[GOAL OF THE EXERCISE]
Repeat the whole of the data, keeping every detail the same.

[EXERCISE MATERIAL]
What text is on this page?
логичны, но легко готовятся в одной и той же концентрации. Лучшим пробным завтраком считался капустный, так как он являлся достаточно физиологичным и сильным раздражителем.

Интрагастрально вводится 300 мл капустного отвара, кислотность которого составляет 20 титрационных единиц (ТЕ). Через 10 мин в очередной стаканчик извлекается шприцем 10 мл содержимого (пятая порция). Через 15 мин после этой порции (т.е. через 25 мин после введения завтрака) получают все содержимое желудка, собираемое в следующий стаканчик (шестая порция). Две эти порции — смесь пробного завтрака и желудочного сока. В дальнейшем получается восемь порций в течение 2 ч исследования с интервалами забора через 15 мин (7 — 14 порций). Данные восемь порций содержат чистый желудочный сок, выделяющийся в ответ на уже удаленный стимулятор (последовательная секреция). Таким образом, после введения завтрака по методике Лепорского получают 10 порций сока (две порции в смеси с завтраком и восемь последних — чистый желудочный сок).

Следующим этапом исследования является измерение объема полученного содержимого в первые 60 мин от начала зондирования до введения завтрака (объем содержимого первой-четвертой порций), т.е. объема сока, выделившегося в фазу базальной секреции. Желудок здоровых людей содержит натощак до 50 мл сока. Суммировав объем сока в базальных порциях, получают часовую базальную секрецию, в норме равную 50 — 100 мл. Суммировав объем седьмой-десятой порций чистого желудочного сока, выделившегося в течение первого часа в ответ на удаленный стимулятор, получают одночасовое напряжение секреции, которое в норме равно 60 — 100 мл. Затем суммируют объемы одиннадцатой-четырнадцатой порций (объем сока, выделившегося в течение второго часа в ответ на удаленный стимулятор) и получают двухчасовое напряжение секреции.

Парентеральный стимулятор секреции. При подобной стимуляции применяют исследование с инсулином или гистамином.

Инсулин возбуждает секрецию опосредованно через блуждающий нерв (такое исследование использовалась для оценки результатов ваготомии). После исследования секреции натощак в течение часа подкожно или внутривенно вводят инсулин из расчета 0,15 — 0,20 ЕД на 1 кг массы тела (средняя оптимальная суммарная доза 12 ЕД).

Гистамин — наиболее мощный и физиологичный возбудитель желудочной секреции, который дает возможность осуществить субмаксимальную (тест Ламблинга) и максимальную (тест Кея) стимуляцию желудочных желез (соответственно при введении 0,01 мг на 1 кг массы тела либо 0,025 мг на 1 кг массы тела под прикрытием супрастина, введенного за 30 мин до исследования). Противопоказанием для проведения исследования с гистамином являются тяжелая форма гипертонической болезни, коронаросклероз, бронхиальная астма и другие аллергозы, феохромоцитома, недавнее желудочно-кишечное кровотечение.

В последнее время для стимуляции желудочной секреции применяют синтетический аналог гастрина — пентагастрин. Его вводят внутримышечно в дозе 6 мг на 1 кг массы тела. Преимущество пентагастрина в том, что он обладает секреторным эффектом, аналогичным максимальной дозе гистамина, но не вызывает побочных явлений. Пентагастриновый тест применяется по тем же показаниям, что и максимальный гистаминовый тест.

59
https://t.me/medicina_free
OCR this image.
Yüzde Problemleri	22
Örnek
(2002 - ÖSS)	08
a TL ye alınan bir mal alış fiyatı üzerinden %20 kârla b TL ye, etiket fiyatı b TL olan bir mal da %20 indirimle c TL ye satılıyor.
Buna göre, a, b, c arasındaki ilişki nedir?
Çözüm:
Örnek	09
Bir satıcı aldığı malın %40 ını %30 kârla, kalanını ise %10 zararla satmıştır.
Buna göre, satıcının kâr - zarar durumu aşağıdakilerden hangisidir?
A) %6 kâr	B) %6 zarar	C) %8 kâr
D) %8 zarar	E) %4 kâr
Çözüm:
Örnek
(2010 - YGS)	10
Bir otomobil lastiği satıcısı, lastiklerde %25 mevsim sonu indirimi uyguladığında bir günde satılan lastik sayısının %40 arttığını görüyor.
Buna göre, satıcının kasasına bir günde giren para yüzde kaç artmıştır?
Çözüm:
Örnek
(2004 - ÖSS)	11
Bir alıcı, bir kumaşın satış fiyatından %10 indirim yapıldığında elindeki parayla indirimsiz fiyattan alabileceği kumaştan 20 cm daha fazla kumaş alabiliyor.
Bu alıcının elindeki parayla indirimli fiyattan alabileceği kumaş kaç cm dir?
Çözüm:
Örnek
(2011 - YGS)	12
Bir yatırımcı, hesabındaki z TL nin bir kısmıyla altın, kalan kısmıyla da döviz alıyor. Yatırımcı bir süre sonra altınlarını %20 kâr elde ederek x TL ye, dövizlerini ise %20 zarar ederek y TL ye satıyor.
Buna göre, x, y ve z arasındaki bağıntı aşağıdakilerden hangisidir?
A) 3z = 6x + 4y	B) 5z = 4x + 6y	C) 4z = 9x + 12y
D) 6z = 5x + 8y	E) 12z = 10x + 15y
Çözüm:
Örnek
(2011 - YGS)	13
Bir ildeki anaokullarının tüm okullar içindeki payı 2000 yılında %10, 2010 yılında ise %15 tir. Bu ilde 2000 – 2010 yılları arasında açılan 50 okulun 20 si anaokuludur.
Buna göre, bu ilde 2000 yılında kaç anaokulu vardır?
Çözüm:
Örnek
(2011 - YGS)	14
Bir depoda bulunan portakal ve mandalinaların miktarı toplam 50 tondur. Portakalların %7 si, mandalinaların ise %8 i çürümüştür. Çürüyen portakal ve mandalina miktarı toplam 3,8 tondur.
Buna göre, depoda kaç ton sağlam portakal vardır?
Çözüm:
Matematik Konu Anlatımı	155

[SOLUTION FOR THIS EXERCISE]
What text is on this page?
логичны, но легко готовятся в одной и той же концентрации. Лучшим пробным завтраком считался капустный, так как он являлся достаточно физиологичным и сильным раздражителем.

Интрагастрально вводится 300 мл капустного отвара, кислотность которого составляет 20 титрационных единиц (ТЕ). Через 10 мин в очередной стаканчик извлекается шприцем 10 мл содержимого (пятая порция). Через 15 мин после этой порции (т.е. через 25 мин после введения завтрака) получают все содержимое желудка, собираемое в следующий стаканчик (шестая порция). Две эти порции — смесь пробного завтрака и желудочного сока. В дальнейшем получается восемь порций в течение 2 ч исследования с интервалами забора через 15 мин (7 — 14 порций). Данные восемь порций содержат чистый желудочный сок, выделяющийся в ответ на уже удаленный стимулятор (последовательная секреция). Таким образом, после введения завтрака по методике Лепорского получают 10 порций сока (две порции в смеси с завтраком и восемь последних — чистый желудочный сок).

Следующим этапом исследования является измерение объема полученного содержимого в первые 60 мин от начала зондирования до введения завтрака (объем содержимого первой-четвертой порций), т.е. объема сока, выделившегося в фазу базальной секреции. Желудок здоровых людей содержит натощак до 50 мл сока. Суммировав объем сока в базальных порциях, получают часовую базальную секрецию, в норме равную 50 — 100 мл. Суммировав объем седьмой-десятой порций чистого желудочного сока, выделившегося в течение первого часа в ответ на удаленный стимулятор, получают одночасовое напряжение секреции, которое в норме равно 60 — 100 мл. Затем суммируют объемы одиннадцатой-четырнадцатой порций (объем сока, выделившегося в течение второго часа в ответ на удаленный стимулятор) и получают двухчасовое напряжение секреции.

Парентеральный стимулятор секреции. При подобной стимуляции применяют исследование с инсулином или гистамином.

Инсулин возбуждает секрецию опосредованно через блуждающий нерв (такое исследование использовалась для оценки результатов ваготомии). После исследования секреции натощак в течение часа подкожно или внутривенно вводят инсулин из расчета 0,15 — 0,20 ЕД на 1 кг массы тела (средняя оптимальная суммарная доза 12 ЕД).

Гистамин — наиболее мощный и физиологичный возбудитель желудочной секреции, который дает возможность осуществить субмаксимальную (тест Ламблинга) и максимальную (тест Кея) стимуляцию желудочных желез (соответственно при введении 0,01 мг на 1 кг массы тела либо 0,025 мг на 1 кг массы тела под прикрытием супрастина, введенного за 30 мин до исследования). Противопоказанием для проведения исследования с гистамином являются тяжелая форма гипертонической болезни, коронаросклероз, бронхиальная астма и другие аллергозы, феохромоцитома, недавнее желудочно-кишечное кровотечение.

В последнее время для стимуляции желудочной секреции применяют синтетический аналог гастрина — пентагастрин. Его вводят внутримышечно в дозе 6 мг на 1 кг массы тела. Преимущество пентагастрина в том, что он обладает секреторным эффектом, аналогичным максимальной дозе гистамина, но не вызывает побочных явлений. Пентагастриновый тест применяется по тем же показаниям, что и максимальный гистаминовый тест.

59
https://t.me/medicina_free
OCR this image.
Yüzde Problemleri	22
Örnek
(2002 - ÖSS)	08
a TL ye alınan bir mal alış fiyatı üzerinden %20 kârla b TL ye, etiket fiyatı b TL olan bir mal da %20 indirimle c TL ye satılıyor.
Buna göre, a, b, c arasındaki ilişki nedir?
Çözüm:
Örnek	09
Bir satıcı aldığı malın %40 ını %30 kârla, kalanını ise %10 zararla satmıştır.
Buna göre, satıcının kâr - zarar durumu aşağıdakilerden hangisidir?
A) %6 kâr	B) %6 zarar	C) %8 kâr
D) %8 zarar	E) %4 kâr
Çözüm:
Örnek
(2010 - YGS)	10
Bir otomobil lastiği satıcısı, lastiklerde %25 mevsim sonu indirimi uyguladığında bir günde satılan lastik sayısının %40 arttığını görüyor.
Buna göre, satıcının kasasına bir günde giren para yüzde kaç artmıştır?
Çözüm:
Örnek
(2004 - ÖSS)	11
Bir alıcı, bir kumaşın satış fiyatından %10 indirim yapıldığında elindeki parayla indirimsiz fiyattan alabileceği kumaştan 20 cm daha fazla kumaş alabiliyor.
Bu alıcının elindeki parayla indirimli fiyattan alabileceği kumaş kaç cm dir?
Çözüm:
Örnek
(2011 - YGS)	12
Bir yatırımcı, hesabındaki z TL nin bir kısmıyla altın, kalan kısmıyla da döviz alıyor. Yatırımcı bir süre sonra altınlarını %20 kâr elde ederek x TL ye, dövizlerini ise %20 zarar ederek y TL ye satıyor.
Buna göre, x, y ve z arasındaki bağıntı aşağıdakilerden hangisidir?
A) 3z = 6x + 4y	B) 5z = 4x + 6y	C) 4z = 9x + 12y
D) 6z = 5x + 8y	E) 12z = 10x + 15y
Çözüm:
Örnek
(2011 - YGS)	13
Bir ildeki anaokullarının tüm okullar içindeki payı 2000 yılında %10, 2010 yılında ise %15 tir. Bu ilde 2000 – 2010 yılları arasında açılan 50 okulun 20 si anaokuludur.
Buna göre, bu ilde 2000 yılında kaç anaokulu vardır?
Çözüm:
Örnek
(2011 - YGS)	14
Bir depoda bulunan portakal ve mandalinaların miktarı toplam 50 tondur. Portakalların %7 si, mandalinaların ise %8 i çürümüştür. Çürüyen portakal ve mandalina miktarı toplam 3,8 tondur.
Buna göre, depoda kaç ton sağlam portakal vardır?
Çözüm:
Matematik Konu Anlatımı	155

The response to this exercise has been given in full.